● WHAT THIS TASK INVOLVES
Tally up how many lines in the listing below contain the string "Amsterdam", and give only the total.

● Saved entries
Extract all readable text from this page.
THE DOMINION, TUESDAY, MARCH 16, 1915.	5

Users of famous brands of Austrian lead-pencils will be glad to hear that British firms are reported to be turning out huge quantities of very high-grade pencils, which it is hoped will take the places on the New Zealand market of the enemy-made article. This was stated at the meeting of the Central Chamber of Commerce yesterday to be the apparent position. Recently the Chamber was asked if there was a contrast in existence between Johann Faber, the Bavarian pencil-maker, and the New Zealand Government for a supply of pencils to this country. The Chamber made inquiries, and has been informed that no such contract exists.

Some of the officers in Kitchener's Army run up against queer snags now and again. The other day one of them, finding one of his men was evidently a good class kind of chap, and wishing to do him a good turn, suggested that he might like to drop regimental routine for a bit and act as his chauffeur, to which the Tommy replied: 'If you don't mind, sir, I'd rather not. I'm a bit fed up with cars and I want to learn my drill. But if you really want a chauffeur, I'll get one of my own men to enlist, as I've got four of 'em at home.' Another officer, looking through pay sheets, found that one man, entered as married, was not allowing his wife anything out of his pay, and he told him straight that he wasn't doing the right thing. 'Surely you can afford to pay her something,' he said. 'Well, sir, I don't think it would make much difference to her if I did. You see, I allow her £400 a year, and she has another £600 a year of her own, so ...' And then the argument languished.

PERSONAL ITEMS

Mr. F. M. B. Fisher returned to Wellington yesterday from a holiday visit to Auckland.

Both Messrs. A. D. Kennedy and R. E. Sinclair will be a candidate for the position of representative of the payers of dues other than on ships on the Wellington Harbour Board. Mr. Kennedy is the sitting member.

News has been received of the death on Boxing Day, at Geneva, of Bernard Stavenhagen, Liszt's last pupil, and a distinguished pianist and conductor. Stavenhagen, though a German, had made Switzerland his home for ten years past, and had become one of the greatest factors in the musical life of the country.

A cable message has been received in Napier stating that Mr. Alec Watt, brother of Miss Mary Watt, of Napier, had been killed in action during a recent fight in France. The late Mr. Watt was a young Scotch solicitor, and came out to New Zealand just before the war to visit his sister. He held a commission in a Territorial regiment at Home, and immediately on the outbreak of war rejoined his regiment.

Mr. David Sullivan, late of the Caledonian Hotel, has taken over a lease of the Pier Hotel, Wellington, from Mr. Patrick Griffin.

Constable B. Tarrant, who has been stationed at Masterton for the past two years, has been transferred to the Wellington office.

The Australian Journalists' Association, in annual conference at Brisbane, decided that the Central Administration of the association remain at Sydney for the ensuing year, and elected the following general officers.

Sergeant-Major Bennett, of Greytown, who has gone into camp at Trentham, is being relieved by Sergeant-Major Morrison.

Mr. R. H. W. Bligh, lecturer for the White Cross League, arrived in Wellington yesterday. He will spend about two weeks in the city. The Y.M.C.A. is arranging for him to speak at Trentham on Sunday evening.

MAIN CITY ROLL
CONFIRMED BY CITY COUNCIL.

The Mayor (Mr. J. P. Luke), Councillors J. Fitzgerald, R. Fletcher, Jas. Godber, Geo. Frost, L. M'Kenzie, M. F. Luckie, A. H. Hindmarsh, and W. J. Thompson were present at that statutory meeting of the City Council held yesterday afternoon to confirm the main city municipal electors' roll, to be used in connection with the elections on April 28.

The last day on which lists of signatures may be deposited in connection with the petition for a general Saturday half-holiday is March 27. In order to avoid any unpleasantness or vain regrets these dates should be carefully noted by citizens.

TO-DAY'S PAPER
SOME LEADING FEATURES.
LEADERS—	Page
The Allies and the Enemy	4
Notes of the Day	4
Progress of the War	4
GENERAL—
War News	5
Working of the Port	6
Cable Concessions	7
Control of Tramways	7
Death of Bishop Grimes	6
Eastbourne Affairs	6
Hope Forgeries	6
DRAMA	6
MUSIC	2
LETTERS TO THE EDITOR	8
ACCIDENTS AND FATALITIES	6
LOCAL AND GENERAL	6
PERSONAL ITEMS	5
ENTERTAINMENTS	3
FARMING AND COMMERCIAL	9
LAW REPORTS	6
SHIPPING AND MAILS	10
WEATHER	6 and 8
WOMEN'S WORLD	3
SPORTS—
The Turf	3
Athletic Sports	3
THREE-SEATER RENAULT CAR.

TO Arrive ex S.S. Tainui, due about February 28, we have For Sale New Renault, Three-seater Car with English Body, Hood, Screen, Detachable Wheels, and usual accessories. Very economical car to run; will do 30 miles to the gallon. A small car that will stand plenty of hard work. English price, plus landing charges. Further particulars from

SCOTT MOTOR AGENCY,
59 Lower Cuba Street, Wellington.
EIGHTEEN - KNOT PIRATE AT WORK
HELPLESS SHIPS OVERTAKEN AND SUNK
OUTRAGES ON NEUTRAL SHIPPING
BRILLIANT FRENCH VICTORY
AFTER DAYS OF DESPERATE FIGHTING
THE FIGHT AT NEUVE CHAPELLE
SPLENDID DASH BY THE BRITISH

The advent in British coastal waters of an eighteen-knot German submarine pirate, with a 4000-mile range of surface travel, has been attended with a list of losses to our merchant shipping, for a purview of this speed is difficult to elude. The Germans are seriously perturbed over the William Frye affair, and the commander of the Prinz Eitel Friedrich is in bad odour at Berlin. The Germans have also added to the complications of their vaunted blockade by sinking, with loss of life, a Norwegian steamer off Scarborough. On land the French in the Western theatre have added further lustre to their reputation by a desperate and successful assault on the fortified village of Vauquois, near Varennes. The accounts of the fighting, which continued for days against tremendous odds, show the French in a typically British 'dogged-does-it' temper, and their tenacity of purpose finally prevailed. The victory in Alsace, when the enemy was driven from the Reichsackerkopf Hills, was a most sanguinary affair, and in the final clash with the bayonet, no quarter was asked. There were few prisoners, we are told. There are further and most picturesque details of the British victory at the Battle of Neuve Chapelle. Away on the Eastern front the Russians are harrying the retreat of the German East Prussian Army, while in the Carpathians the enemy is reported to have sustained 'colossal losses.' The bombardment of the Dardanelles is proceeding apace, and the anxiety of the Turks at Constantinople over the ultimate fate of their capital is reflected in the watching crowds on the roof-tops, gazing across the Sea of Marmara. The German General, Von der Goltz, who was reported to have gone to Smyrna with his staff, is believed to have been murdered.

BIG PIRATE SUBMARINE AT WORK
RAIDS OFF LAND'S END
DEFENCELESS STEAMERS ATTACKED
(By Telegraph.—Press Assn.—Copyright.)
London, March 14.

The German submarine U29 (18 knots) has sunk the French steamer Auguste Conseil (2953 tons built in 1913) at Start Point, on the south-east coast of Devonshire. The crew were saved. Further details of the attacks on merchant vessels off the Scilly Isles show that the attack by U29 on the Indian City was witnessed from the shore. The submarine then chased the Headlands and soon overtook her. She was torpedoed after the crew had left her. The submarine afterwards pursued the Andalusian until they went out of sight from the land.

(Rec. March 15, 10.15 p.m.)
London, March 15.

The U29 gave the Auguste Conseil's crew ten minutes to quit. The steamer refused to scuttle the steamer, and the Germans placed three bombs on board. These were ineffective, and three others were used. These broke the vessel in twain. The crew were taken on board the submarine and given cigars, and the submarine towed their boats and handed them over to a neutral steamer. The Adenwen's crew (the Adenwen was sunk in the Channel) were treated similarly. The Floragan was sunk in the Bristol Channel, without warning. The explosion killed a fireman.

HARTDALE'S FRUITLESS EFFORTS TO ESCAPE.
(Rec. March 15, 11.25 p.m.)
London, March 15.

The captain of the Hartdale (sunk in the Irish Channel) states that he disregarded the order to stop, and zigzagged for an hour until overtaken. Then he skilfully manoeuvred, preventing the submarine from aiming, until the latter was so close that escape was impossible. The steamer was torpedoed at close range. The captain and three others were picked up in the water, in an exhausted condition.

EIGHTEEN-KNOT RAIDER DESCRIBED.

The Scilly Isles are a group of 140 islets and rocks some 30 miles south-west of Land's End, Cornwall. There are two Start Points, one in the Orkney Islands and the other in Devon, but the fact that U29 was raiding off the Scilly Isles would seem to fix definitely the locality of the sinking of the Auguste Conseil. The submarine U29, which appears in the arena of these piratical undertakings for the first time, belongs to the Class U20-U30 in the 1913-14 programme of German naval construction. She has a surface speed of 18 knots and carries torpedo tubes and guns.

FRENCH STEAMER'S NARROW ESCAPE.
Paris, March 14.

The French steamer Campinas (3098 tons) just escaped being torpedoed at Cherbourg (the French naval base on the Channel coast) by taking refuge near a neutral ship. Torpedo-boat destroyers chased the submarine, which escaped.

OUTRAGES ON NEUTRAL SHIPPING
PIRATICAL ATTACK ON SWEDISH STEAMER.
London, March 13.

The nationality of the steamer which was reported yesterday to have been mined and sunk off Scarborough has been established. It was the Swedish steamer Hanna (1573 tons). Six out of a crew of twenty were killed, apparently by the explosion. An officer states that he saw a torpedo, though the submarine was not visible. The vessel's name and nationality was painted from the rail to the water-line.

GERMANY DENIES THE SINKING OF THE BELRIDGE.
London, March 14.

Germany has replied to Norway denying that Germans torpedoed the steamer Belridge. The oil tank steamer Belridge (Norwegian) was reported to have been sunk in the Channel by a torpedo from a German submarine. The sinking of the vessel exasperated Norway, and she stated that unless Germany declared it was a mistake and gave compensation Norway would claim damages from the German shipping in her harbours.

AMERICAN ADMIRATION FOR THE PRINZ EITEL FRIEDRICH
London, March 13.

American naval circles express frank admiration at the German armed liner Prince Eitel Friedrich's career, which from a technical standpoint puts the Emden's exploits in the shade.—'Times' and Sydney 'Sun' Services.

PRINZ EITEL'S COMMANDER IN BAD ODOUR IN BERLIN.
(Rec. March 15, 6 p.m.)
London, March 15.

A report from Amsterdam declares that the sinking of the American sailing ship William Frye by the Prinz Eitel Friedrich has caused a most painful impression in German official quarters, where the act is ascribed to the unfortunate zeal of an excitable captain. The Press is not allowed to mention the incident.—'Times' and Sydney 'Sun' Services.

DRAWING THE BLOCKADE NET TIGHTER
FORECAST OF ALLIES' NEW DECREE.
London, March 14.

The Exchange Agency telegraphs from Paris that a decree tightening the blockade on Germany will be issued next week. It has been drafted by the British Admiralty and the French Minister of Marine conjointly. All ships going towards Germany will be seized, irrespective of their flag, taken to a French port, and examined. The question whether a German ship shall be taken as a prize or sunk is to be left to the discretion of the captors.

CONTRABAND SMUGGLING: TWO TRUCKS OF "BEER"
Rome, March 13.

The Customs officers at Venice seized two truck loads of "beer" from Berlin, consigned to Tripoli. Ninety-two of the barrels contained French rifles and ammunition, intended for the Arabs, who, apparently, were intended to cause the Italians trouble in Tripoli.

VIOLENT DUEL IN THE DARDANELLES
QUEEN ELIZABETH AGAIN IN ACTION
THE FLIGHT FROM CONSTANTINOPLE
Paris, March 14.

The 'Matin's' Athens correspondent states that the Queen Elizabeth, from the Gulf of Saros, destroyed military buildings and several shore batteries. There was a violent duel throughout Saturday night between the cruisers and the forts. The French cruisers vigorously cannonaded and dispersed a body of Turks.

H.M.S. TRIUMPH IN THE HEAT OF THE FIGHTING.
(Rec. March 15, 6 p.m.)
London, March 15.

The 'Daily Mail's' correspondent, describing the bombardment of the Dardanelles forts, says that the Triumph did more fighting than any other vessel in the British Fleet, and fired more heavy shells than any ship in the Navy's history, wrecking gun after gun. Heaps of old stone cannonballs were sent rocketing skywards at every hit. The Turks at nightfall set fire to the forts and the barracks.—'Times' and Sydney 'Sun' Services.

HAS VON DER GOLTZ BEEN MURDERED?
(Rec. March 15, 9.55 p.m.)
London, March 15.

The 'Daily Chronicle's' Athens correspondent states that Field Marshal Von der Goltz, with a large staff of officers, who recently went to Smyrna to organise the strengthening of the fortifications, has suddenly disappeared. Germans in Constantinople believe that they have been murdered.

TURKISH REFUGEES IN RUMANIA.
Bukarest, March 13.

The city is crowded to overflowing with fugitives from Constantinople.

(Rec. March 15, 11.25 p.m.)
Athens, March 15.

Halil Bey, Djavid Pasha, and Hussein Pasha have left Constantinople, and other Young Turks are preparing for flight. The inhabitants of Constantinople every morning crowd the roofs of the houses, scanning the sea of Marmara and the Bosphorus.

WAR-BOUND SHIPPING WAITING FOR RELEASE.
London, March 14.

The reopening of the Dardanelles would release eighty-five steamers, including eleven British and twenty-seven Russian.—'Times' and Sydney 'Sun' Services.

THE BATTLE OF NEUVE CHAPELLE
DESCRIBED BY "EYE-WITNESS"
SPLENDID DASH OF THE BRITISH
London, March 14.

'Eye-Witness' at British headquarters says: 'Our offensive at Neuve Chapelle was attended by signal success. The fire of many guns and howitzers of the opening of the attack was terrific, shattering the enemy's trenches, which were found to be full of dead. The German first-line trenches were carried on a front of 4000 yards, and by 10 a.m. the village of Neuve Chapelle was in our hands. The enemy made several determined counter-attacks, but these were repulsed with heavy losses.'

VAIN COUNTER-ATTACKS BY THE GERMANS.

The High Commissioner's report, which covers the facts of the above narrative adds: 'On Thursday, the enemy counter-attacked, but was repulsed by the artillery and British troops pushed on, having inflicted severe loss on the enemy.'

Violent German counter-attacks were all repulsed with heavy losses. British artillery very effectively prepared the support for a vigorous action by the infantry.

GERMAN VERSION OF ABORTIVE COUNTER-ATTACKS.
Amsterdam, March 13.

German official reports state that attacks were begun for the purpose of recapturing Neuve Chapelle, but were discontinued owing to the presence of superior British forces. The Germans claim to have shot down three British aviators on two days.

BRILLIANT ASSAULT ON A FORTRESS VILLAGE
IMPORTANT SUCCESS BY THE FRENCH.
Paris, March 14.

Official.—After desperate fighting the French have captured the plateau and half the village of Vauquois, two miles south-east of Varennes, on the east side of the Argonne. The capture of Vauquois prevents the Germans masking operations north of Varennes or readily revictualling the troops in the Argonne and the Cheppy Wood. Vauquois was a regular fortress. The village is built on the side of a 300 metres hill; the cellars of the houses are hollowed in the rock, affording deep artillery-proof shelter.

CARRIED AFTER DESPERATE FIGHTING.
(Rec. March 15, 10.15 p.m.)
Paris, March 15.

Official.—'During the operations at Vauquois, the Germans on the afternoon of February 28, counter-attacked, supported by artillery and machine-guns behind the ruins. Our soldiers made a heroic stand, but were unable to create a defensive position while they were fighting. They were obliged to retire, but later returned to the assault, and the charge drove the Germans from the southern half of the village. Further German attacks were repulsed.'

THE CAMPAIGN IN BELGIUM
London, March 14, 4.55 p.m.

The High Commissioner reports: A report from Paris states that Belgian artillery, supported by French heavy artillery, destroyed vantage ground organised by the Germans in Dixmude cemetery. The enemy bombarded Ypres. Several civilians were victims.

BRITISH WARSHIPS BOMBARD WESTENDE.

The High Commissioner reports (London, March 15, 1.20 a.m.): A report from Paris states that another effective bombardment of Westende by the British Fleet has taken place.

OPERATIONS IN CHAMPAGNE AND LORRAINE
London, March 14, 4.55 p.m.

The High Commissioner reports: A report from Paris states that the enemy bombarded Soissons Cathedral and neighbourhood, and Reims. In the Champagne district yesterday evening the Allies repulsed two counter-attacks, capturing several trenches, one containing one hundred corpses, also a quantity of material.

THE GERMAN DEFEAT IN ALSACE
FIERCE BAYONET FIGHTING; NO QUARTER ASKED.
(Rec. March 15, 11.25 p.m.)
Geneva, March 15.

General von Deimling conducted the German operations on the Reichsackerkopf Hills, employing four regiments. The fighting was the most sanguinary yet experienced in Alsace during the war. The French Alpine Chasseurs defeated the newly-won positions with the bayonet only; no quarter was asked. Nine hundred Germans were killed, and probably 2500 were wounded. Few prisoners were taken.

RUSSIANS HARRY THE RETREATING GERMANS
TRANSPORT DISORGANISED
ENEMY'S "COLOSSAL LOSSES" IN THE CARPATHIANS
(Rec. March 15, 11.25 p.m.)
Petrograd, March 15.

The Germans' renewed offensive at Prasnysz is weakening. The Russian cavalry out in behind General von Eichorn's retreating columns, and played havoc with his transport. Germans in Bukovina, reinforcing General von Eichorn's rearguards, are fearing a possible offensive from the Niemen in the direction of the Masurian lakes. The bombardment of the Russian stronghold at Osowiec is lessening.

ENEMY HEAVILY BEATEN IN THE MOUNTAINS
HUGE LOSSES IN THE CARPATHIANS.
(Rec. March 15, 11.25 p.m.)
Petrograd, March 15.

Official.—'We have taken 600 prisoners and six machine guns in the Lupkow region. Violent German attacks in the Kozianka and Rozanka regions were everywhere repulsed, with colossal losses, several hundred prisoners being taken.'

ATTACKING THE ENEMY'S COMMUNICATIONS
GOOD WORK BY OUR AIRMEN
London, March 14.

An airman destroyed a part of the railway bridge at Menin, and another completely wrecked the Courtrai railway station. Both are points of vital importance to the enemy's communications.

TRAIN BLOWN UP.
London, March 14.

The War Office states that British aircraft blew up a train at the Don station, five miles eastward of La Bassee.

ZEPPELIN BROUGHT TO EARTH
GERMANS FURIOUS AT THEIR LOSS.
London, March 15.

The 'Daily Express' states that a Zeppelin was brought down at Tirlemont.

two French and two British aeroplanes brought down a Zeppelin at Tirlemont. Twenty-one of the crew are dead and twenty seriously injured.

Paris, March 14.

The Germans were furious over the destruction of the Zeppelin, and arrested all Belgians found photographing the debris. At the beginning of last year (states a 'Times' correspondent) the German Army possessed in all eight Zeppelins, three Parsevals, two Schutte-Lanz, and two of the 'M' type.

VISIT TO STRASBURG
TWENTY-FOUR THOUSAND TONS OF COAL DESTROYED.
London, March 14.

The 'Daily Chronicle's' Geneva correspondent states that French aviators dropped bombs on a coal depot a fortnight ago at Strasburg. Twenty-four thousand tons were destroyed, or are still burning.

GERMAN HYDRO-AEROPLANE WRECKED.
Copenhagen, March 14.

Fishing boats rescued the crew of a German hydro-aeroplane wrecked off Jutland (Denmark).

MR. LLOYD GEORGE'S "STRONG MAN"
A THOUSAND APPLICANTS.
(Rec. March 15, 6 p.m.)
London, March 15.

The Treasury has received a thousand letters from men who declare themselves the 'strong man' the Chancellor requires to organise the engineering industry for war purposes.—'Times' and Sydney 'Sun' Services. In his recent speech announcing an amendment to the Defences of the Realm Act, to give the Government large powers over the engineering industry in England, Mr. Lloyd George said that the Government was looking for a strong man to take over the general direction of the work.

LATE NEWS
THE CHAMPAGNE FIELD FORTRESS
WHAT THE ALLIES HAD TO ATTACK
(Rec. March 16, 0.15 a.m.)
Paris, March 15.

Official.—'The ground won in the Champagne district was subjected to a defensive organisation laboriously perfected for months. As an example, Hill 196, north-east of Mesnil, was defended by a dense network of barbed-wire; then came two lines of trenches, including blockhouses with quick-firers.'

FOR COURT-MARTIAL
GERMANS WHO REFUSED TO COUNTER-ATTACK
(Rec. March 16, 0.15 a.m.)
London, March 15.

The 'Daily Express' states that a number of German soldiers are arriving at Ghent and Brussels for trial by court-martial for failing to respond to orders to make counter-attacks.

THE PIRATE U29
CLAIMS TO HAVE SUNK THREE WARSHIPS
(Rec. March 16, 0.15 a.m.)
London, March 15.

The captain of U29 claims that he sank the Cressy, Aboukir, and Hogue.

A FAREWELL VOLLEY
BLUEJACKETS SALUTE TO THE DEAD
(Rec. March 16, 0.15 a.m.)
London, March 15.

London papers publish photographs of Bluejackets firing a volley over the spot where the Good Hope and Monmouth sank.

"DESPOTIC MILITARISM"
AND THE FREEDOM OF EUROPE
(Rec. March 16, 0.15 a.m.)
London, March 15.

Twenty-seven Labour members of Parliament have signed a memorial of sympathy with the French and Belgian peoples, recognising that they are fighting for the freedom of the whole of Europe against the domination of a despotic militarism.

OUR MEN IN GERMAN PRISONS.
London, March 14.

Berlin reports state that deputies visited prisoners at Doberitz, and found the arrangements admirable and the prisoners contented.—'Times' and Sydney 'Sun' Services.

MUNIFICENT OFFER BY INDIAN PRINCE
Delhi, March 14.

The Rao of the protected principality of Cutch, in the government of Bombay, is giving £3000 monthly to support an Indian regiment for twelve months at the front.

● ANSWER TO THIS TASK
2